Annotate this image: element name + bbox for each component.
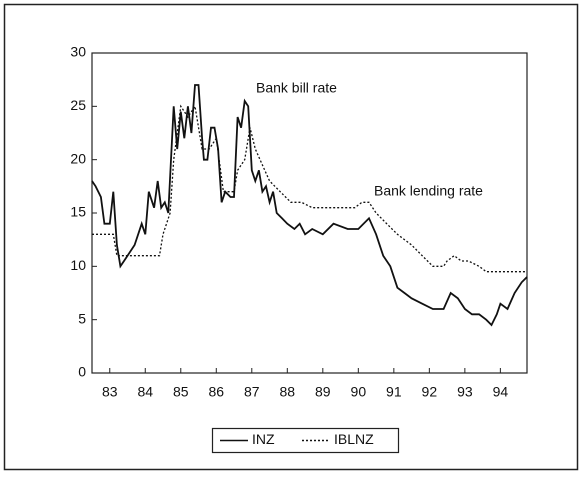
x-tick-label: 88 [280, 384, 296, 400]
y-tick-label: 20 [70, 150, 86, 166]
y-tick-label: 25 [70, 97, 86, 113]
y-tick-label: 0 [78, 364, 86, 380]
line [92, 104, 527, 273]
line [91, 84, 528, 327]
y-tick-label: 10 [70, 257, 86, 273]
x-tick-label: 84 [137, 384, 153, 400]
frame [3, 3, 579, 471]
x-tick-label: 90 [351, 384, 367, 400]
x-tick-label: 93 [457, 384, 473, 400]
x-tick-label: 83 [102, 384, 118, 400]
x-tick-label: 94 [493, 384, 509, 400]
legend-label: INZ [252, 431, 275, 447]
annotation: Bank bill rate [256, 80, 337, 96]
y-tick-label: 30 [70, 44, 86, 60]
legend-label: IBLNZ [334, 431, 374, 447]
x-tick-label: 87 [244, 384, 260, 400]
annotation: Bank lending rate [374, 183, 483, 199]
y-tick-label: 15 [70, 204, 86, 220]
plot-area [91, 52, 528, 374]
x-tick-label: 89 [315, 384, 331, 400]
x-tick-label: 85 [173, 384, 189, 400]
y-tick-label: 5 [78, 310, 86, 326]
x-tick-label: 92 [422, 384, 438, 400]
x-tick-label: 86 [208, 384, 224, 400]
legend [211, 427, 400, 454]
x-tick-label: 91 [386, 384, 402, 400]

***

WHAT THE TASK ASKS ::
Please turn the items from the line containing "x-tick-label: 88 [280, 384, 296, 400]" through the line containing "x-tick-label: 85 [173, 384, 189, 400]" into a JSON list of strings, one string per line, leaving out blank lines.

WRITTEN SOLUTION ::
[
  "x-tick-label: 88 [280, 384, 296, 400]",
  "y-tick-label: 20 [70, 150, 86, 166]",
  "y-tick-label: 25 [70, 97, 86, 113]",
  "y-tick-label: 0 [78, 364, 86, 380]",
  "line [92, 104, 527, 273]",
  "line [91, 84, 528, 327]",
  "y-tick-label: 10 [70, 257, 86, 273]",
  "x-tick-label: 84 [137, 384, 153, 400]",
  "frame [3, 3, 579, 471]",
  "x-tick-label: 90 [351, 384, 367, 400]",
  "x-tick-label: 93 [457, 384, 473, 400]",
  "x-tick-label: 83 [102, 384, 118, 400]",
  "x-tick-label: 94 [493, 384, 509, 400]",
  "legend-label: INZ [252, 431, 275, 447]",
  "annotation: Bank bill rate [256, 80, 337, 96]",
  "y-tick-label: 30 [70, 44, 86, 60]",
  "legend-label: IBLNZ [334, 431, 374, 447]",
  "x-tick-label: 87 [244, 384, 260, 400]",
  "annotation: Bank lending rate [374, 183, 483, 199]",
  "y-tick-label: 15 [70, 204, 86, 220]",
  "plot-area [91, 52, 528, 374]",
  "x-tick-label: 89 [315, 384, 331, 400]",
  "x-tick-label: 85 [173, 384, 189, 400]"
]